(Items from a figure collection)
·····
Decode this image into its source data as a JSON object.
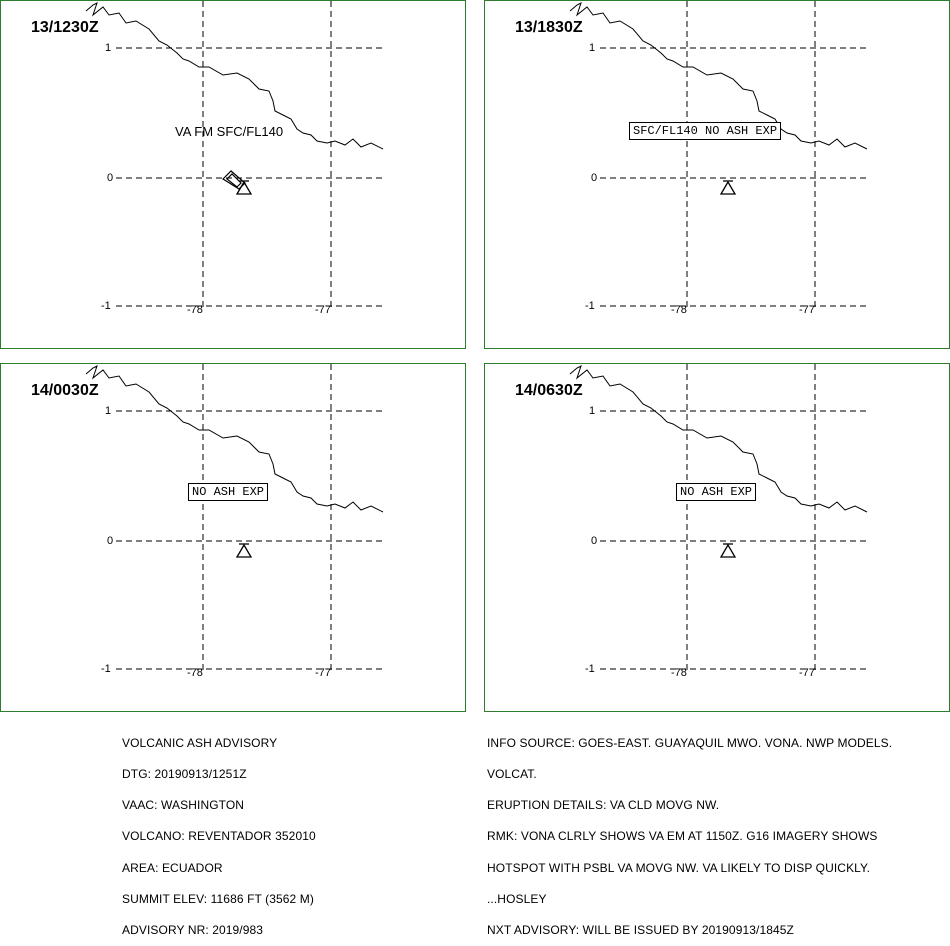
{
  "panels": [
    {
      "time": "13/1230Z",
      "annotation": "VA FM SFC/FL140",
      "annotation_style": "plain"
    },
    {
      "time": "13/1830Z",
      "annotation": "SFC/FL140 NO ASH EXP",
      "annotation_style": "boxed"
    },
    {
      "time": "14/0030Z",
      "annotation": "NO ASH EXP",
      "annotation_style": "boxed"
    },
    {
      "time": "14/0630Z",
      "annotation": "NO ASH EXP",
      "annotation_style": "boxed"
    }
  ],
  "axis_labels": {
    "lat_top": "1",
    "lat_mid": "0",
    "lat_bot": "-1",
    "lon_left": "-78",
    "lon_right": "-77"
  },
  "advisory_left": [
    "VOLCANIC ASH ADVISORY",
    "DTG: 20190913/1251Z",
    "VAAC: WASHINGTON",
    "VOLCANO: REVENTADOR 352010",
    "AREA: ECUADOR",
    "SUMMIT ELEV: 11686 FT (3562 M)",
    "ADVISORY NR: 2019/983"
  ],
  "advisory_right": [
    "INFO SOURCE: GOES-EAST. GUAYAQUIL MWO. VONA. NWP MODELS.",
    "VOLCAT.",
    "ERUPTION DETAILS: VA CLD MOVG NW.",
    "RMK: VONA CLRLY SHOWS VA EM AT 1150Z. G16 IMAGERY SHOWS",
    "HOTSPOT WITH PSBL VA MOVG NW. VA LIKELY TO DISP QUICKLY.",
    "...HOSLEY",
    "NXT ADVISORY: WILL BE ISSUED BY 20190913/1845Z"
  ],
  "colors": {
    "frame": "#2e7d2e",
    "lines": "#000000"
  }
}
·····
Pictures are not part of the copy; output everything else in the records exactly.

Decode this image into its source data as a JSON object.
{
  "panels": [
    {
      "time": "13/1230Z",
      "annotation": "VA FM SFC/FL140",
      "annotation_style": "plain"
    },
    {
      "time": "13/1830Z",
      "annotation": "SFC/FL140 NO ASH EXP",
      "annotation_style": "boxed"
    },
    {
      "time": "14/0030Z",
      "annotation": "NO ASH EXP",
      "annotation_style": "boxed"
    },
    {
      "time": "14/0630Z",
      "annotation": "NO ASH EXP",
      "annotation_style": "boxed"
    }
  ],
  "axis_labels": {
    "lat_top": "1",
    "lat_mid": "0",
    "lat_bot": "-1",
    "lon_left": "-78",
    "lon_right": "-77"
  },
  "advisory_left": [
    "VOLCANIC ASH ADVISORY",
    "DTG: 20190913/1251Z",
    "VAAC: WASHINGTON",
    "VOLCANO: REVENTADOR 352010",
    "AREA: ECUADOR",
    "SUMMIT ELEV: 11686 FT (3562 M)",
    "ADVISORY NR: 2019/983"
  ],
  "advisory_right": [
    "INFO SOURCE: GOES-EAST. GUAYAQUIL MWO. VONA. NWP MODELS.",
    "VOLCAT.",
    "ERUPTION DETAILS: VA CLD MOVG NW.",
    "RMK: VONA CLRLY SHOWS VA EM AT 1150Z. G16 IMAGERY SHOWS",
    "HOTSPOT WITH PSBL VA MOVG NW. VA LIKELY TO DISP QUICKLY.",
    "...HOSLEY",
    "NXT ADVISORY: WILL BE ISSUED BY 20190913/1845Z"
  ],
  "colors": {
    "frame": "#2e7d2e",
    "lines": "#000000"
  }
}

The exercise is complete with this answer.